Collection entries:
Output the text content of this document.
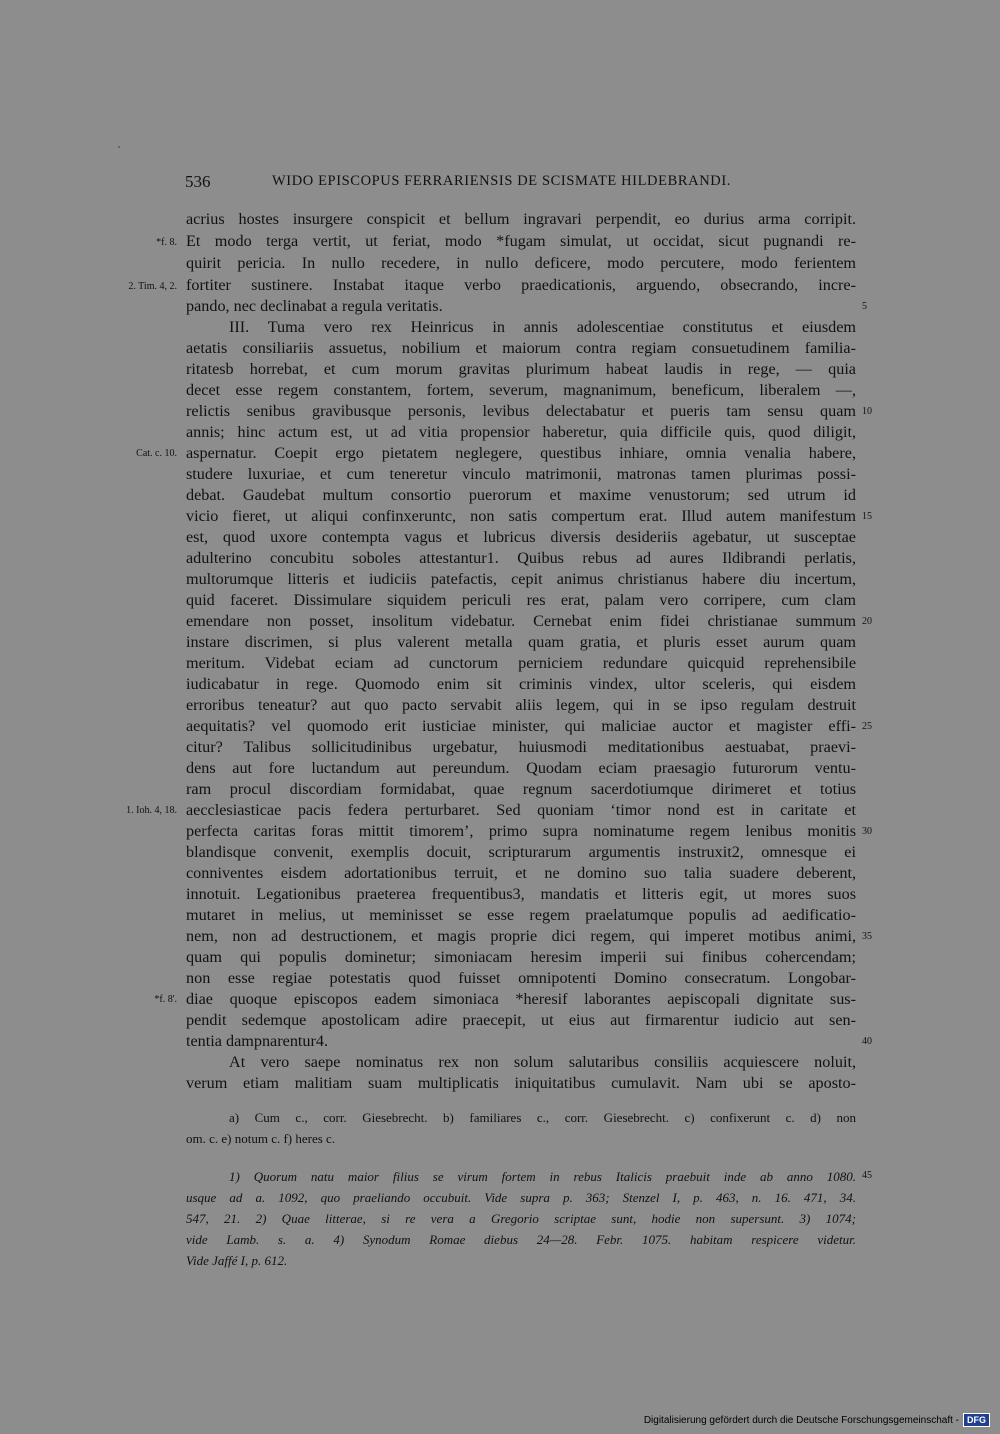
536	WIDO EPISCOPUS FERRARIENSIS DE SCISMATE HILDEBRANDI.
acrius hostes insurgere conspicit et bellum ingravari perpendit, eo durius arma corripit.
Et modo terga vertit, ut feriat, modo *fugam simulat, ut occidat, sicut pugnandi re-
quirit pericia. In nullo recedere, in nullo deficere, modo percutere, modo ferientem
fortiter sustinere. Instabat itaque verbo praedicationis, arguendo, obsecrando, incre-
pando, nec declinabat a regula veritatis.
III. Tuma vero rex Heinricus in annis adolescentiae constitutus et eiusdem
aetatis consiliariis assuetus, nobilium et maiorum contra regiam consuetudinem familia-
ritatesb horrebat, et cum morum gravitas plurimum habeat laudis in rege, — quia
decet esse regem constantem, fortem, severum, magnanimum, beneficum, liberalem —,
relictis senibus gravibusque personis, levibus delectabatur et pueris tam sensu quam
annis; hinc actum est, ut ad vitia propensior haberetur, quia difficile quis, quod diligit,
aspernatur. Coepit ergo pietatem neglegere, questibus inhiare, omnia venalia habere,
studere luxuriae, et cum teneretur vinculo matrimonii, matronas tamen plurimas possi-
debat. Gaudebat multum consortio puerorum et maxime venustorum; sed utrum id
vicio fieret, ut aliqui confinxeruntc, non satis compertum erat. Illud autem manifestum
est, quod uxore contempta vagus et lubricus diversis desideriis agebatur, ut susceptae
adulterino concubitu soboles attestantur1. Quibus rebus ad aures Ildibrandi perlatis,
multorumque litteris et iudiciis patefactis, cepit animus christianus habere diu incertum,
quid faceret. Dissimulare siquidem periculi res erat, palam vero corripere, cum clam
emendare non posset, insolitum videbatur. Cernebat enim fidei christianae summum
instare discrimen, si plus valerent metalla quam gratia, et pluris esset aurum quam
meritum. Videbat eciam ad cunctorum perniciem redundare quicquid reprehensibile
iudicabatur in rege. Quomodo enim sit criminis vindex, ultor sceleris, qui eisdem
erroribus teneatur? aut quo pacto servabit aliis legem, qui in se ipso regulam destruit
aequitatis? vel quomodo erit iusticiae minister, qui maliciae auctor et magister effi-
citur? Talibus sollicitudinibus urgebatur, huiusmodi meditationibus aestuabat, praevi-
dens aut fore luctandum aut pereundum. Quodam eciam praesagio futurorum ventu-
ram procul discordiam formidabat, quae regnum sacerdotiumque dirimeret et totius
aecclesiasticae pacis federa perturbaret. Sed quoniam ‘timor nond est in caritate et
perfecta caritas foras mittit timorem’, primo supra nominatume regem lenibus monitis
blandisque convenit, exemplis docuit, scripturarum argumentis instruxit2, omnesque ei
conniventes eisdem adortationibus terruit, et ne domino suo talia suadere deberent,
innotuit. Legationibus praeterea frequentibus3, mandatis et litteris egit, ut mores suos
mutaret in melius, ut meminisset se esse regem praelatumque populis ad aedificatio-
nem, non ad destructionem, et magis proprie dici regem, qui imperet motibus animi,
quam qui populis dominetur; simoniacam heresim imperii sui finibus cohercendam;
non esse regiae potestatis quod fuisset omnipotenti Domino consecratum. Longobar-
diae quoque episcopos eadem simoniaca *heresif laborantes aepiscopali dignitate sus-
pendit sedemque apostolicam adire praecepit, ut eius aut firmarentur iudicio aut sen-
tentia dampnarentur4.
At vero saepe nominatus rex non solum salutaribus consiliis acquiescere noluit,
verum etiam malitiam suam multiplicatis iniquitatibus cumulavit. Nam ubi se aposto-
*f. 8.
2. Tim. 4, 2.
Cat. c. 10.
1. Ioh. 4, 18.
*f. 8'.
5
10
15
20
25
30
35
40
a) Cum c., corr. Giesebrecht. b) familiares c., corr. Giesebrecht. c) confixerunt c. d) non
om. c. e) notum c. f) heres c.
1) Quorum natu maior filius se virum fortem in rebus Italicis praebuit inde ab anno 1080. 45
usque ad a. 1092, quo praeliando occubuit. Vide supra p. 363; Stenzel I, p. 463, n. 16. 471, 34.
547, 21. 2) Quae litterae, si re vera a Gregorio scriptae sunt, hodie non supersunt. 3) 1074;
vide Lamb. s. a. 4) Synodum Romae diebus 24—28. Febr. 1075. habitam respicere videtur.
Vide Jaffé I, p. 612.
Digitalisierung gefördert durch die Deutsche Forschungsgemeinschaft - DFG
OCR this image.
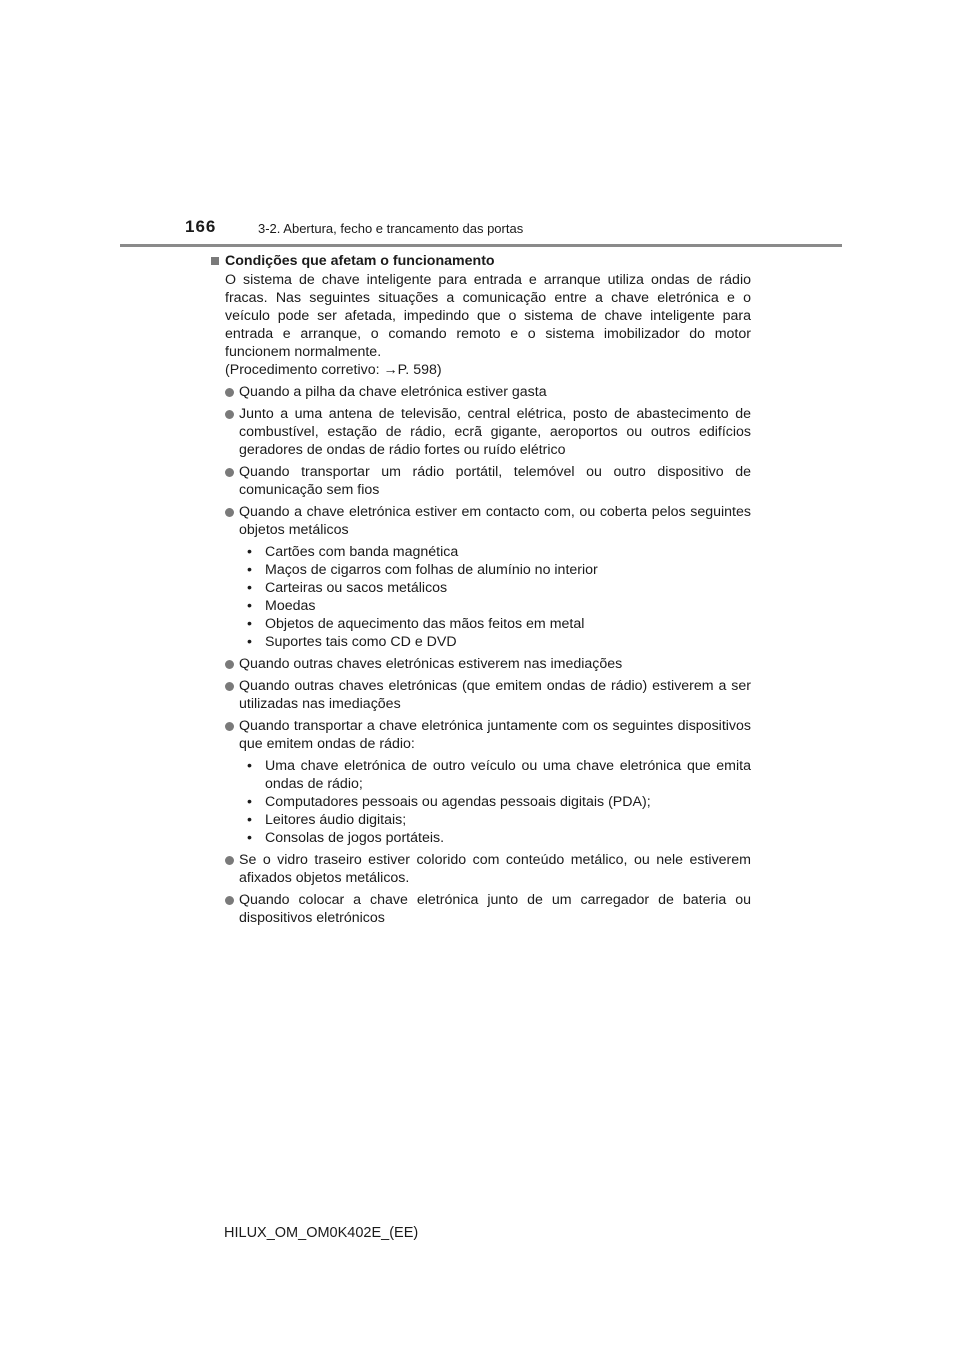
166	3-2. Abertura, fecho e trancamento das portas
Condições que afetam o funcionamento

O sistema de chave inteligente para entrada e arranque utiliza ondas de rádio fracas. Nas seguintes situações a comunicação entre a chave eletrónica e o veículo pode ser afetada, impedindo que o sistema de chave inteligente para entrada e arranque, o comando remoto e o sistema imobilizador do motor funcionem normalmente.

(Procedimento corretivo: →P. 598)

Quando a pilha da chave eletrónica estiver gasta

Junto a uma antena de televisão, central elétrica, posto de abastecimento de combustível, estação de rádio, ecrã gigante, aeroportos ou outros edifícios geradores de ondas de rádio fortes ou ruído elétrico

Quando transportar um rádio portátil, telemóvel ou outro dispositivo de comunicação sem fios

Quando a chave eletrónica estiver em contacto com, ou coberta pelos seguintes objetos metálicos

• Cartões com banda magnética
• Maços de cigarros com folhas de alumínio no interior
• Carteiras ou sacos metálicos
• Moedas
• Objetos de aquecimento das mãos feitos em metal
• Suportes tais como CD e DVD

Quando outras chaves eletrónicas estiverem nas imediações

Quando outras chaves eletrónicas (que emitem ondas de rádio) estiverem a ser utilizadas nas imediações

Quando transportar a chave eletrónica juntamente com os seguintes dispositivos que emitem ondas de rádio:

• Uma chave eletrónica de outro veículo ou uma chave eletrónica que emita ondas de rádio;
• Computadores pessoais ou agendas pessoais digitais (PDA);
• Leitores áudio digitais;
• Consolas de jogos portáteis.

Se o vidro traseiro estiver colorido com conteúdo metálico, ou nele estiverem afixados objetos metálicos.

Quando colocar a chave eletrónica junto de um carregador de bateria ou dispositivos eletrónicos

HILUX_OM_OM0K402E_(EE)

§ The task
Images in the records should not be copied. Repeat all the rest exactly.

§ Solution below
Output the text content of this document.
536	WIDO EPISCOPUS FERRARIENSIS DE SCISMATE HILDEBRANDI.
acrius hostes insurgere conspicit et bellum ingravari perpendit, eo durius arma corripit.
Et modo terga vertit, ut feriat, modo *fugam simulat, ut occidat, sicut pugnandi re-
quirit pericia. In nullo recedere, in nullo deficere, modo percutere, modo ferientem
fortiter sustinere. Instabat itaque verbo praedicationis, arguendo, obsecrando, incre-
pando, nec declinabat a regula veritatis.
III. Tuma vero rex Heinricus in annis adolescentiae constitutus et eiusdem
aetatis consiliariis assuetus, nobilium et maiorum contra regiam consuetudinem familia-
ritatesb horrebat, et cum morum gravitas plurimum habeat laudis in rege, — quia
decet esse regem constantem, fortem, severum, magnanimum, beneficum, liberalem —,
relictis senibus gravibusque personis, levibus delectabatur et pueris tam sensu quam
annis; hinc actum est, ut ad vitia propensior haberetur, quia difficile quis, quod diligit,
aspernatur. Coepit ergo pietatem neglegere, questibus inhiare, omnia venalia habere,
studere luxuriae, et cum teneretur vinculo matrimonii, matronas tamen plurimas possi-
debat. Gaudebat multum consortio puerorum et maxime venustorum; sed utrum id
vicio fieret, ut aliqui confinxeruntc, non satis compertum erat. Illud autem manifestum
est, quod uxore contempta vagus et lubricus diversis desideriis agebatur, ut susceptae
adulterino concubitu soboles attestantur1. Quibus rebus ad aures Ildibrandi perlatis,
multorumque litteris et iudiciis patefactis, cepit animus christianus habere diu incertum,
quid faceret. Dissimulare siquidem periculi res erat, palam vero corripere, cum clam
emendare non posset, insolitum videbatur. Cernebat enim fidei christianae summum
instare discrimen, si plus valerent metalla quam gratia, et pluris esset aurum quam
meritum. Videbat eciam ad cunctorum perniciem redundare quicquid reprehensibile
iudicabatur in rege. Quomodo enim sit criminis vindex, ultor sceleris, qui eisdem
erroribus teneatur? aut quo pacto servabit aliis legem, qui in se ipso regulam destruit
aequitatis? vel quomodo erit iusticiae minister, qui maliciae auctor et magister effi-
citur? Talibus sollicitudinibus urgebatur, huiusmodi meditationibus aestuabat, praevi-
dens aut fore luctandum aut pereundum. Quodam eciam praesagio futurorum ventu-
ram procul discordiam formidabat, quae regnum sacerdotiumque dirimeret et totius
aecclesiasticae pacis federa perturbaret. Sed quoniam ‘timor nond est in caritate et
perfecta caritas foras mittit timorem’, primo supra nominatume regem lenibus monitis
blandisque convenit, exemplis docuit, scripturarum argumentis instruxit2, omnesque ei
conniventes eisdem adortationibus terruit, et ne domino suo talia suadere deberent,
innotuit. Legationibus praeterea frequentibus3, mandatis et litteris egit, ut mores suos
mutaret in melius, ut meminisset se esse regem praelatumque populis ad aedificatio-
nem, non ad destructionem, et magis proprie dici regem, qui imperet motibus animi,
quam qui populis dominetur; simoniacam heresim imperii sui finibus cohercendam;
non esse regiae potestatis quod fuisset omnipotenti Domino consecratum. Longobar-
diae quoque episcopos eadem simoniaca *heresif laborantes aepiscopali dignitate sus-
pendit sedemque apostolicam adire praecepit, ut eius aut firmarentur iudicio aut sen-
tentia dampnarentur4.
At vero saepe nominatus rex non solum salutaribus consiliis acquiescere noluit,
verum etiam malitiam suam multiplicatis iniquitatibus cumulavit. Nam ubi se aposto-
*f. 8.
2. Tim. 4, 2.
Cat. c. 10.
1. Ioh. 4, 18.
*f. 8'.
5
10
15
20
25
30
35
40
a) Cum c., corr. Giesebrecht. b) familiares c., corr. Giesebrecht. c) confixerunt c. d) non
om. c. e) notum c. f) heres c.
1) Quorum natu maior filius se virum fortem in rebus Italicis praebuit inde ab anno 1080. 45
usque ad a. 1092, quo praeliando occubuit. Vide supra p. 363; Stenzel I, p. 463, n. 16. 471, 34.
547, 21. 2) Quae litterae, si re vera a Gregorio scriptae sunt, hodie non supersunt. 3) 1074;
vide Lamb. s. a. 4) Synodum Romae diebus 24—28. Febr. 1075. habitam respicere videtur.
Vide Jaffé I, p. 612.
Digitalisierung gefördert durch die Deutsche Forschungsgemeinschaft - DFG
OCR this image.
166	3-2. Abertura, fecho e trancamento das portas
Condições que afetam o funcionamento

O sistema de chave inteligente para entrada e arranque utiliza ondas de rádio fracas. Nas seguintes situações a comunicação entre a chave eletrónica e o veículo pode ser afetada, impedindo que o sistema de chave inteligente para entrada e arranque, o comando remoto e o sistema imobilizador do motor funcionem normalmente.

(Procedimento corretivo: →P. 598)

Quando a pilha da chave eletrónica estiver gasta

Junto a uma antena de televisão, central elétrica, posto de abastecimento de combustível, estação de rádio, ecrã gigante, aeroportos ou outros edifícios geradores de ondas de rádio fortes ou ruído elétrico

Quando transportar um rádio portátil, telemóvel ou outro dispositivo de comunicação sem fios

Quando a chave eletrónica estiver em contacto com, ou coberta pelos seguintes objetos metálicos

• Cartões com banda magnética
• Maços de cigarros com folhas de alumínio no interior
• Carteiras ou sacos metálicos
• Moedas
• Objetos de aquecimento das mãos feitos em metal
• Suportes tais como CD e DVD

Quando outras chaves eletrónicas estiverem nas imediações

Quando outras chaves eletrónicas (que emitem ondas de rádio) estiverem a ser utilizadas nas imediações

Quando transportar a chave eletrónica juntamente com os seguintes dispositivos que emitem ondas de rádio:

• Uma chave eletrónica de outro veículo ou uma chave eletrónica que emita ondas de rádio;
• Computadores pessoais ou agendas pessoais digitais (PDA);
• Leitores áudio digitais;
• Consolas de jogos portáteis.

Se o vidro traseiro estiver colorido com conteúdo metálico, ou nele estiverem afixados objetos metálicos.

Quando colocar a chave eletrónica junto de um carregador de bateria ou dispositivos eletrónicos

HILUX_OM_OM0K402E_(EE)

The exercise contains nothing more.